▶ What you need to do
Please copy out everything from the start of the data down to the line that contains "reply-button[interactable]: Responder <box>1019 166", keeping every line unchanged and including that last line.
---- Data provided
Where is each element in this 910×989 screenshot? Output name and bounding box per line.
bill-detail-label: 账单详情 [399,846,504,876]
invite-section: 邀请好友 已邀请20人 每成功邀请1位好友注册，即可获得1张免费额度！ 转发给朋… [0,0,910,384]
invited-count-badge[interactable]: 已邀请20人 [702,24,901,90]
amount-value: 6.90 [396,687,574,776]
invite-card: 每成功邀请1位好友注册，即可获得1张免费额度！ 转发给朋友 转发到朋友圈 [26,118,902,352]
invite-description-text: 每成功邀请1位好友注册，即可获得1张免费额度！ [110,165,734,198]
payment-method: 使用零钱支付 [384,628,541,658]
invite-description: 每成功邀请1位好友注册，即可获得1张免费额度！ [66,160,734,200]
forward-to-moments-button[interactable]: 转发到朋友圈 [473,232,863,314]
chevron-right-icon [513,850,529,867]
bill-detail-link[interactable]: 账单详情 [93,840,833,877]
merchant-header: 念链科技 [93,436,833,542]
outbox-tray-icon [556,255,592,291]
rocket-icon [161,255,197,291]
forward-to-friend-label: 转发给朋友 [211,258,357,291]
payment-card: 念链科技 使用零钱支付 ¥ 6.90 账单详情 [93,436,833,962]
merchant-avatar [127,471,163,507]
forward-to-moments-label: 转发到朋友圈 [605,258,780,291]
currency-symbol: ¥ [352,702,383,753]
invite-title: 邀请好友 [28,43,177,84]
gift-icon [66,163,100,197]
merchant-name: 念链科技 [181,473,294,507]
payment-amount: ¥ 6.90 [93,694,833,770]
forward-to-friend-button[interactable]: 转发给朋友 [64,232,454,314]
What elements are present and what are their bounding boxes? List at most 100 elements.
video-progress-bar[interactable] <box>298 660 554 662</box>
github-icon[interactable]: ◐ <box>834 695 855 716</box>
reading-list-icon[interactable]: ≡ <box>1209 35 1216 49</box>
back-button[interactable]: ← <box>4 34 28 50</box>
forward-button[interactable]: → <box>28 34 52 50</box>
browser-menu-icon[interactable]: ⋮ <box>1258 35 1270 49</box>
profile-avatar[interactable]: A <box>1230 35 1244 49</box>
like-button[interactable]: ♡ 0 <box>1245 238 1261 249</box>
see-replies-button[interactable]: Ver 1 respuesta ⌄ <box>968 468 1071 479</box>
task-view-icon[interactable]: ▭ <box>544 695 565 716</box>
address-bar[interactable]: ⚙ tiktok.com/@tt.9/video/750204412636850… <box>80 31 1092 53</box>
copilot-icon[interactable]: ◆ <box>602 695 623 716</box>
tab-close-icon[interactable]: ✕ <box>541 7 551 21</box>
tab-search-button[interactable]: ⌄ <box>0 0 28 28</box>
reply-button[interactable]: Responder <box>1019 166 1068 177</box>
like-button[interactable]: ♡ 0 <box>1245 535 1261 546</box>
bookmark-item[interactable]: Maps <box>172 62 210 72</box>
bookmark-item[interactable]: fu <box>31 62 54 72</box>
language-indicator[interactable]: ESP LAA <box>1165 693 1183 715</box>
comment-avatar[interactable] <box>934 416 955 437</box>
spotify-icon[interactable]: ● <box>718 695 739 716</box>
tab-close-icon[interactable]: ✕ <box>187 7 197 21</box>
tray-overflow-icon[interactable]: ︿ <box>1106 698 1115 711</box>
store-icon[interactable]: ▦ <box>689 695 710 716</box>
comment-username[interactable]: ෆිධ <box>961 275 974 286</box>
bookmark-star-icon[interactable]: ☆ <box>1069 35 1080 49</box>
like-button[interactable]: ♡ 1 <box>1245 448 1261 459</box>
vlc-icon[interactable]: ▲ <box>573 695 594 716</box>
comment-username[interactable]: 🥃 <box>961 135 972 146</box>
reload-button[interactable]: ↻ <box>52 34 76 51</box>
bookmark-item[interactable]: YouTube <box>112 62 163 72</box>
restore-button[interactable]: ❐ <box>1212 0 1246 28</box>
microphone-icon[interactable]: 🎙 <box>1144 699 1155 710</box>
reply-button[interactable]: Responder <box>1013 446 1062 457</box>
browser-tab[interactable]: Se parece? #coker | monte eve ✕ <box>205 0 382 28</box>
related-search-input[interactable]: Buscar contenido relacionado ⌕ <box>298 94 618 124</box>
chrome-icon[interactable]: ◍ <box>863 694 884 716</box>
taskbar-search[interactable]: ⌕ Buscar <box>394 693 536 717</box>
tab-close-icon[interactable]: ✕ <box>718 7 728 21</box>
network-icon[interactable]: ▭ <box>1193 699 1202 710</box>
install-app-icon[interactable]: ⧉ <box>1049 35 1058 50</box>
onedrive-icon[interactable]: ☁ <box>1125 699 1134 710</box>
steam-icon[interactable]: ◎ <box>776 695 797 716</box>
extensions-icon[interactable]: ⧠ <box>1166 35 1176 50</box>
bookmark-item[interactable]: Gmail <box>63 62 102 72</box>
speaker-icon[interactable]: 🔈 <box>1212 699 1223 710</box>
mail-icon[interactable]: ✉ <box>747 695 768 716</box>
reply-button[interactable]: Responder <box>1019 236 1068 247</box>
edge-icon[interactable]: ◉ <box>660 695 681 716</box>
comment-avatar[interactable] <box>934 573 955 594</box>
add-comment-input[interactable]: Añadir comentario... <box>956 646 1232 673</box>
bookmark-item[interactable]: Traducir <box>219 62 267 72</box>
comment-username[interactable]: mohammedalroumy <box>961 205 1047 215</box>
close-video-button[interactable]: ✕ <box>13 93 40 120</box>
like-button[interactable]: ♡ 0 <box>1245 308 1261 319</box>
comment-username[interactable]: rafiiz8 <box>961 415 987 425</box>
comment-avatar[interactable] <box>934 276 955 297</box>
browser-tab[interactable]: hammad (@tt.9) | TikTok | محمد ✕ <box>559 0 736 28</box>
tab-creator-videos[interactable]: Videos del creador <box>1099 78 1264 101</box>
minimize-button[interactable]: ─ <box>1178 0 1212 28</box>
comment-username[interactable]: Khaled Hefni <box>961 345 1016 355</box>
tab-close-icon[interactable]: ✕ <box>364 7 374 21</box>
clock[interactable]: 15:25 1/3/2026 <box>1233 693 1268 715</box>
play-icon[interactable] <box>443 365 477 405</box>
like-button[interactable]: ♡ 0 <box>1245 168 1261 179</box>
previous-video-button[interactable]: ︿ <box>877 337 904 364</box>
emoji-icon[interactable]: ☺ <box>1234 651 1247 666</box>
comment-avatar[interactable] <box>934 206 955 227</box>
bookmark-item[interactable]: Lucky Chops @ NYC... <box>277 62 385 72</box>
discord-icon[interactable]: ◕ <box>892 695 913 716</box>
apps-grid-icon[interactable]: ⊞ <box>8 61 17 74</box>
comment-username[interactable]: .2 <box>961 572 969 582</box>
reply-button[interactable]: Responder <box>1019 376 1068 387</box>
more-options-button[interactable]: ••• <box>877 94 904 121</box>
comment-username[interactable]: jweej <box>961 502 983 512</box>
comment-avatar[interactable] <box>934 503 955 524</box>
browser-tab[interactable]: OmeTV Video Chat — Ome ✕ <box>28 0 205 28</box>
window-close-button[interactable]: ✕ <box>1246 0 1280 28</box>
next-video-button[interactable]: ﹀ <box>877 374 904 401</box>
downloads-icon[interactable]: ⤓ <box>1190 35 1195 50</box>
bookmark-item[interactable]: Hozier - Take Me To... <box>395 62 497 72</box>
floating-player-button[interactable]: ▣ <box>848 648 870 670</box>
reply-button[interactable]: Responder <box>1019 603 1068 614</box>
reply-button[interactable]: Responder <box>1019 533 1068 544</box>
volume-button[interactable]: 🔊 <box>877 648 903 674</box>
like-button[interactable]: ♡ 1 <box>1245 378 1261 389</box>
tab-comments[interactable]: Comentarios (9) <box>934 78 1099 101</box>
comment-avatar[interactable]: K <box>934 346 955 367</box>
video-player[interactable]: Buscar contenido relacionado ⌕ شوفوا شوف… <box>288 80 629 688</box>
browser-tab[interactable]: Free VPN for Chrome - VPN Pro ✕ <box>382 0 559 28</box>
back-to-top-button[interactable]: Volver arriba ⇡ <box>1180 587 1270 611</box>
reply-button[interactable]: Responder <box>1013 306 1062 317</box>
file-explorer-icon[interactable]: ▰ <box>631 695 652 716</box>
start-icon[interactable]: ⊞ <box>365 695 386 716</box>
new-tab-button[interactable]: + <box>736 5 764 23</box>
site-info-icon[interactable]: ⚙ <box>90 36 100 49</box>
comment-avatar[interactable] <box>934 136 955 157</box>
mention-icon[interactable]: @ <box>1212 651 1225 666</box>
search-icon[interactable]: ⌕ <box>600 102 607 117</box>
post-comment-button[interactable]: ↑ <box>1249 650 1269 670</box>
--------
▶ Solution for this task
Where is each element in this 910×989 screenshot? Output name and bounding box per line.
bill-detail-label: 账单详情 [399,846,504,876]
invite-section: 邀请好友 已邀请20人 每成功邀请1位好友注册，即可获得1张免费额度！ 转发给朋… [0,0,910,384]
invited-count-badge[interactable]: 已邀请20人 [702,24,901,90]
amount-value: 6.90 [396,687,574,776]
invite-card: 每成功邀请1位好友注册，即可获得1张免费额度！ 转发给朋友 转发到朋友圈 [26,118,902,352]
invite-description-text: 每成功邀请1位好友注册，即可获得1张免费额度！ [110,165,734,198]
payment-method: 使用零钱支付 [384,628,541,658]
invite-description: 每成功邀请1位好友注册，即可获得1张免费额度！ [66,160,734,200]
forward-to-moments-button[interactable]: 转发到朋友圈 [473,232,863,314]
chevron-right-icon [513,850,529,867]
bill-detail-link[interactable]: 账单详情 [93,840,833,877]
merchant-header: 念链科技 [93,436,833,542]
outbox-tray-icon [556,255,592,291]
rocket-icon [161,255,197,291]
forward-to-friend-label: 转发给朋友 [211,258,357,291]
payment-card: 念链科技 使用零钱支付 ¥ 6.90 账单详情 [93,436,833,962]
merchant-avatar [127,471,163,507]
forward-to-moments-label: 转发到朋友圈 [605,258,780,291]
currency-symbol: ¥ [352,702,383,753]
invite-title: 邀请好友 [28,43,177,84]
gift-icon [66,163,100,197]
merchant-name: 念链科技 [181,473,294,507]
payment-amount: ¥ 6.90 [93,694,833,770]
forward-to-friend-button[interactable]: 转发给朋友 [64,232,454,314]
What elements are present and what are their bounding boxes? List at most 100 elements.
video-progress-bar[interactable] <box>298 660 554 662</box>
github-icon[interactable]: ◐ <box>834 695 855 716</box>
reading-list-icon[interactable]: ≡ <box>1209 35 1216 49</box>
back-button[interactable]: ← <box>4 34 28 50</box>
forward-button[interactable]: → <box>28 34 52 50</box>
browser-menu-icon[interactable]: ⋮ <box>1258 35 1270 49</box>
profile-avatar[interactable]: A <box>1230 35 1244 49</box>
like-button[interactable]: ♡ 0 <box>1245 238 1261 249</box>
see-replies-button[interactable]: Ver 1 respuesta ⌄ <box>968 468 1071 479</box>
task-view-icon[interactable]: ▭ <box>544 695 565 716</box>
address-bar[interactable]: ⚙ tiktok.com/@tt.9/video/750204412636850… <box>80 31 1092 53</box>
copilot-icon[interactable]: ◆ <box>602 695 623 716</box>
tab-close-icon[interactable]: ✕ <box>541 7 551 21</box>
tab-search-button[interactable]: ⌄ <box>0 0 28 28</box>
reply-button[interactable]: Responder <box>1019 166 1068 177</box>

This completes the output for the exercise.